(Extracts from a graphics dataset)
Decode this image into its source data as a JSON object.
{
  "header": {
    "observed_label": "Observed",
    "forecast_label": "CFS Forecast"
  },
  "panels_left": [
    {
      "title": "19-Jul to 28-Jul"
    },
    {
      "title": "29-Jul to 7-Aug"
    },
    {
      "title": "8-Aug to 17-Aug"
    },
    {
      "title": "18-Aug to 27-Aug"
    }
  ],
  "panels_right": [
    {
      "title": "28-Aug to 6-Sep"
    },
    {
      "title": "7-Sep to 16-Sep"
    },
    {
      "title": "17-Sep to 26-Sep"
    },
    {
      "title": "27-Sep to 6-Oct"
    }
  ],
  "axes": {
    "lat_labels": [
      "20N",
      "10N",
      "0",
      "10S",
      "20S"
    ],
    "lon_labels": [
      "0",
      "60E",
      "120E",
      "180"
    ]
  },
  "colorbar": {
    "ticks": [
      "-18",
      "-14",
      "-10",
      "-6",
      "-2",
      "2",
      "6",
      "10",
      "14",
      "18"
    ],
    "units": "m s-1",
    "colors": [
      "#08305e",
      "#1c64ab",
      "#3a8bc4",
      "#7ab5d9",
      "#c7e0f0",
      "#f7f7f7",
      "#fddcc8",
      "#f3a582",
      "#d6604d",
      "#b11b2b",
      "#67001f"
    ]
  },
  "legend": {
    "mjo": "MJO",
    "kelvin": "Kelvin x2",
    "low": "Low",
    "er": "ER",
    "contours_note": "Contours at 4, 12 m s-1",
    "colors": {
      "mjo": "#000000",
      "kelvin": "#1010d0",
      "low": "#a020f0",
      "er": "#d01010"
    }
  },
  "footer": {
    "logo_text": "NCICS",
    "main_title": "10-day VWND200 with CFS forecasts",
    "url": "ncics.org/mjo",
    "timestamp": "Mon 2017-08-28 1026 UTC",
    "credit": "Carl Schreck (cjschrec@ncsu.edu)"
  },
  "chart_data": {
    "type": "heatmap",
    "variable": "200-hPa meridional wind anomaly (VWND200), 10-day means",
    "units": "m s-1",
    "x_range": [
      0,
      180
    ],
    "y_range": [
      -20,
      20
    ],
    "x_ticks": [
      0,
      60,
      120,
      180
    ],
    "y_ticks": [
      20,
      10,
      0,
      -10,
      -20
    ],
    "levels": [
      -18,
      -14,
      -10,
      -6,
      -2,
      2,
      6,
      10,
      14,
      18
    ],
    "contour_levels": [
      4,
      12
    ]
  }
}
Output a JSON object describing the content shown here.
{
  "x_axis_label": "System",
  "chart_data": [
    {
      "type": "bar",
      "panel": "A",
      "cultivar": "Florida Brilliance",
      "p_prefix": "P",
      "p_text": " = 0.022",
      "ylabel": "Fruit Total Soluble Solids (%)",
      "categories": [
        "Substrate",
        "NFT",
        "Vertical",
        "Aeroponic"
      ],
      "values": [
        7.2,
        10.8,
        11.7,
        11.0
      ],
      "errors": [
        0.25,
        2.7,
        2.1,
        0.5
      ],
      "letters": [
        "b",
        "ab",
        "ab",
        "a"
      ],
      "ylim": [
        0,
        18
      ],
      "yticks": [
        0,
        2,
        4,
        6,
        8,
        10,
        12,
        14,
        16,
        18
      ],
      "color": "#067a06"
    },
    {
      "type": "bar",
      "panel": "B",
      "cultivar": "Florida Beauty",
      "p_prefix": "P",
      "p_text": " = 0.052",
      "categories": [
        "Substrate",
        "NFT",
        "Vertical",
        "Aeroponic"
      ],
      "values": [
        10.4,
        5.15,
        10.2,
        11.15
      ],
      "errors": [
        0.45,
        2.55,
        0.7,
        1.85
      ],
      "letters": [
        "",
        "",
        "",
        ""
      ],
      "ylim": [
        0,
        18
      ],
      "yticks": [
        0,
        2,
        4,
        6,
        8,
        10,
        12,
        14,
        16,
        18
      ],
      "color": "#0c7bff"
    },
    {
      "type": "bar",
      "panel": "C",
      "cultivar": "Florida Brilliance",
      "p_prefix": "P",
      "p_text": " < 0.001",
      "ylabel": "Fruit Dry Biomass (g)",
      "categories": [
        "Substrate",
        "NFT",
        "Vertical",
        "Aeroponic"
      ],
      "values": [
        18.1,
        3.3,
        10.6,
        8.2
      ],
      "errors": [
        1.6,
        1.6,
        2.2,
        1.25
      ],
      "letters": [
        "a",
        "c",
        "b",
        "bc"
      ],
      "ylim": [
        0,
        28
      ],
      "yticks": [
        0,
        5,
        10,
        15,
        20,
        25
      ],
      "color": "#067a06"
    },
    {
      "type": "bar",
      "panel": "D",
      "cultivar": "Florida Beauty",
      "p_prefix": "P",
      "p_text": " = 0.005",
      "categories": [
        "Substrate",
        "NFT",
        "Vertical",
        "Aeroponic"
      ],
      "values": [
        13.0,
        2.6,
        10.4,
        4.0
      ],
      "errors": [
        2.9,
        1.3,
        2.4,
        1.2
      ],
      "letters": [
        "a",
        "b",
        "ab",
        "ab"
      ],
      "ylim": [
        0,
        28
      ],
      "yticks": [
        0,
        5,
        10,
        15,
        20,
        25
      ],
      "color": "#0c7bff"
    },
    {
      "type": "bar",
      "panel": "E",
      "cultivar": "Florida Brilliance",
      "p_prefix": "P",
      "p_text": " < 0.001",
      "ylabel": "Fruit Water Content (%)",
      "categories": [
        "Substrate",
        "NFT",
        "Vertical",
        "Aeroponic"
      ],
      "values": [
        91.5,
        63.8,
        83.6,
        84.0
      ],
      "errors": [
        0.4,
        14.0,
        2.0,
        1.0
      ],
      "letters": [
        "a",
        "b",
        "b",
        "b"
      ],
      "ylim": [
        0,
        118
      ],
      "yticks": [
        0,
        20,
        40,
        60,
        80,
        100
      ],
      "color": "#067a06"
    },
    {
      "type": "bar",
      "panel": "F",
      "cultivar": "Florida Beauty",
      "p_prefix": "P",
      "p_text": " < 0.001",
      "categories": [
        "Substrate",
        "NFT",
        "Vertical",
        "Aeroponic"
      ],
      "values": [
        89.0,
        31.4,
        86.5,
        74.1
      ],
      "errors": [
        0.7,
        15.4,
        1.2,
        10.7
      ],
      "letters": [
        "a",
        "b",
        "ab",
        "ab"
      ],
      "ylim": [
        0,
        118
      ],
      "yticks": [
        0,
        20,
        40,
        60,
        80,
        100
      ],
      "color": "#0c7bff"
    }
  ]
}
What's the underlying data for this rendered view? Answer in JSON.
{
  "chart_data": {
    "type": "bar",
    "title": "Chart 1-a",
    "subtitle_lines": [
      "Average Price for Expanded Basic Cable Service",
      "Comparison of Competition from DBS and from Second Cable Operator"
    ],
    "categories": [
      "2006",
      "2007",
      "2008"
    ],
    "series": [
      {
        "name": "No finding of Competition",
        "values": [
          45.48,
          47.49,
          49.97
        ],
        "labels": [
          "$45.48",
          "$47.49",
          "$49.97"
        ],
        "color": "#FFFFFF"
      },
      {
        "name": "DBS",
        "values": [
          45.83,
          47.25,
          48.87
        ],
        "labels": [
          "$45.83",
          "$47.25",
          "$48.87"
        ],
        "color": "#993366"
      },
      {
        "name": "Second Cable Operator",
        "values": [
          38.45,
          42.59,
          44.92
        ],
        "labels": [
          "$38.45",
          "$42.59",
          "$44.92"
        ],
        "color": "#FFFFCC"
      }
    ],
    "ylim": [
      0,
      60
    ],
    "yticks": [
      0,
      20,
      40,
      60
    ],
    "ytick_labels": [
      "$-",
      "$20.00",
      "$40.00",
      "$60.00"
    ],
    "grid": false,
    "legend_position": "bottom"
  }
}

Direction
Every entry should be printed again exactly as written.

Exercise response
Decode this image into its source data as a JSON object.
{
  "header": {
    "observed_label": "Observed",
    "forecast_label": "CFS Forecast"
  },
  "panels_left": [
    {
      "title": "19-Jul to 28-Jul"
    },
    {
      "title": "29-Jul to 7-Aug"
    },
    {
      "title": "8-Aug to 17-Aug"
    },
    {
      "title": "18-Aug to 27-Aug"
    }
  ],
  "panels_right": [
    {
      "title": "28-Aug to 6-Sep"
    },
    {
      "title": "7-Sep to 16-Sep"
    },
    {
      "title": "17-Sep to 26-Sep"
    },
    {
      "title": "27-Sep to 6-Oct"
    }
  ],
  "axes": {
    "lat_labels": [
      "20N",
      "10N",
      "0",
      "10S",
      "20S"
    ],
    "lon_labels": [
      "0",
      "60E",
      "120E",
      "180"
    ]
  },
  "colorbar": {
    "ticks": [
      "-18",
      "-14",
      "-10",
      "-6",
      "-2",
      "2",
      "6",
      "10",
      "14",
      "18"
    ],
    "units": "m s-1",
    "colors": [
      "#08305e",
      "#1c64ab",
      "#3a8bc4",
      "#7ab5d9",
      "#c7e0f0",
      "#f7f7f7",
      "#fddcc8",
      "#f3a582",
      "#d6604d",
      "#b11b2b",
      "#67001f"
    ]
  },
  "legend": {
    "mjo": "MJO",
    "kelvin": "Kelvin x2",
    "low": "Low",
    "er": "ER",
    "contours_note": "Contours at 4, 12 m s-1",
    "colors": {
      "mjo": "#000000",
      "kelvin": "#1010d0",
      "low": "#a020f0",
      "er": "#d01010"
    }
  },
  "footer": {
    "logo_text": "NCICS",
    "main_title": "10-day VWND200 with CFS forecasts",
    "url": "ncics.org/mjo",
    "timestamp": "Mon 2017-08-28 1026 UTC",
    "credit": "Carl Schreck (cjschrec@ncsu.edu)"
  },
  "chart_data": {
    "type": "heatmap",
    "variable": "200-hPa meridional wind anomaly (VWND200), 10-day means",
    "units": "m s-1",
    "x_range": [
      0,
      180
    ],
    "y_range": [
      -20,
      20
    ],
    "x_ticks": [
      0,
      60,
      120,
      180
    ],
    "y_ticks": [
      20,
      10,
      0,
      -10,
      -20
    ],
    "levels": [
      -18,
      -14,
      -10,
      -6,
      -2,
      2,
      6,
      10,
      14,
      18
    ],
    "contour_levels": [
      4,
      12
    ]
  }
}
Output a JSON object describing the content shown here.
{
  "x_axis_label": "System",
  "chart_data": [
    {
      "type": "bar",
      "panel": "A",
      "cultivar": "Florida Brilliance",
      "p_prefix": "P",
      "p_text": " = 0.022",
      "ylabel": "Fruit Total Soluble Solids (%)",
      "categories": [
        "Substrate",
        "NFT",
        "Vertical",
        "Aeroponic"
      ],
      "values": [
        7.2,
        10.8,
        11.7,
        11.0
      ],
      "errors": [
        0.25,
        2.7,
        2.1,
        0.5
      ],
      "letters": [
        "b",
        "ab",
        "ab",
        "a"
      ],
      "ylim": [
        0,
        18
      ],
      "yticks": [
        0,
        2,
        4,
        6,
        8,
        10,
        12,
        14,
        16,
        18
      ],
      "color": "#067a06"
    },
    {
      "type": "bar",
      "panel": "B",
      "cultivar": "Florida Beauty",
      "p_prefix": "P",
      "p_text": " = 0.052",
      "categories": [
        "Substrate",
        "NFT",
        "Vertical",
        "Aeroponic"
      ],
      "values": [
        10.4,
        5.15,
        10.2,
        11.15
      ],
      "errors": [
        0.45,
        2.55,
        0.7,
        1.85
      ],
      "letters": [
        "",
        "",
        "",
        ""
      ],
      "ylim": [
        0,
        18
      ],
      "yticks": [
        0,
        2,
        4,
        6,
        8,
        10,
        12,
        14,
        16,
        18
      ],
      "color": "#0c7bff"
    },
    {
      "type": "bar",
      "panel": "C",
      "cultivar": "Florida Brilliance",
      "p_prefix": "P",
      "p_text": " < 0.001",
      "ylabel": "Fruit Dry Biomass (g)",
      "categories": [
        "Substrate",
        "NFT",
        "Vertical",
        "Aeroponic"
      ],
      "values": [
        18.1,
        3.3,
        10.6,
        8.2
      ],
      "errors": [
        1.6,
        1.6,
        2.2,
        1.25
      ],
      "letters": [
        "a",
        "c",
        "b",
        "bc"
      ],
      "ylim": [
        0,
        28
      ],
      "yticks": [
        0,
        5,
        10,
        15,
        20,
        25
      ],
      "color": "#067a06"
    },
    {
      "type": "bar",
      "panel": "D",
      "cultivar": "Florida Beauty",
      "p_prefix": "P",
      "p_text": " = 0.005",
      "categories": [
        "Substrate",
        "NFT",
        "Vertical",
        "Aeroponic"
      ],
      "values": [
        13.0,
        2.6,
        10.4,
        4.0
      ],
      "errors": [
        2.9,
        1.3,
        2.4,
        1.2
      ],
      "letters": [
        "a",
        "b",
        "ab",
        "ab"
      ],
      "ylim": [
        0,
        28
      ],
      "yticks": [
        0,
        5,
        10,
        15,
        20,
        25
      ],
      "color": "#0c7bff"
    },
    {
      "type": "bar",
      "panel": "E",
      "cultivar": "Florida Brilliance",
      "p_prefix": "P",
      "p_text": " < 0.001",
      "ylabel": "Fruit Water Content (%)",
      "categories": [
        "Substrate",
        "NFT",
        "Vertical",
        "Aeroponic"
      ],
      "values": [
        91.5,
        63.8,
        83.6,
        84.0
      ],
      "errors": [
        0.4,
        14.0,
        2.0,
        1.0
      ],
      "letters": [
        "a",
        "b",
        "b",
        "b"
      ],
      "ylim": [
        0,
        118
      ],
      "yticks": [
        0,
        20,
        40,
        60,
        80,
        100
      ],
      "color": "#067a06"
    },
    {
      "type": "bar",
      "panel": "F",
      "cultivar": "Florida Beauty",
      "p_prefix": "P",
      "p_text": " < 0.001",
      "categories": [
        "Substrate",
        "NFT",
        "Vertical",
        "Aeroponic"
      ],
      "values": [
        89.0,
        31.4,
        86.5,
        74.1
      ],
      "errors": [
        0.7,
        15.4,
        1.2,
        10.7
      ],
      "letters": [
        "a",
        "b",
        "ab",
        "ab"
      ],
      "ylim": [
        0,
        118
      ],
      "yticks": [
        0,
        20,
        40,
        60,
        80,
        100
      ],
      "color": "#0c7bff"
    }
  ]
}
What's the underlying data for this rendered view? Answer in JSON.
{
  "chart_data": {
    "type": "bar",
    "title": "Chart 1-a",
    "subtitle_lines": [
      "Average Price for Expanded Basic Cable Service",
      "Comparison of Competition from DBS and from Second Cable Operator"
    ],
    "categories": [
      "2006",
      "2007",
      "2008"
    ],
    "series": [
      {
        "name": "No finding of Competition",
        "values": [
          45.48,
          47.49,
          49.97
        ],
        "labels": [
          "$45.48",
          "$47.49",
          "$49.97"
        ],
        "color": "#FFFFFF"
      },
      {
        "name": "DBS",
        "values": [
          45.83,
          47.25,
          48.87
        ],
        "labels": [
          "$45.83",
          "$47.25",
          "$48.87"
        ],
        "color": "#993366"
      },
      {
        "name": "Second Cable Operator",
        "values": [
          38.45,
          42.59,
          44.92
        ],
        "labels": [
          "$38.45",
          "$42.59",
          "$44.92"
        ],
        "color": "#FFFFCC"
      }
    ],
    "ylim": [
      0,
      60
    ],
    "yticks": [
      0,
      20,
      40,
      60
    ],
    "ytick_labels": [
      "$-",
      "$20.00",
      "$40.00",
      "$60.00"
    ],
    "grid": false,
    "legend_position": "bottom"
  }
}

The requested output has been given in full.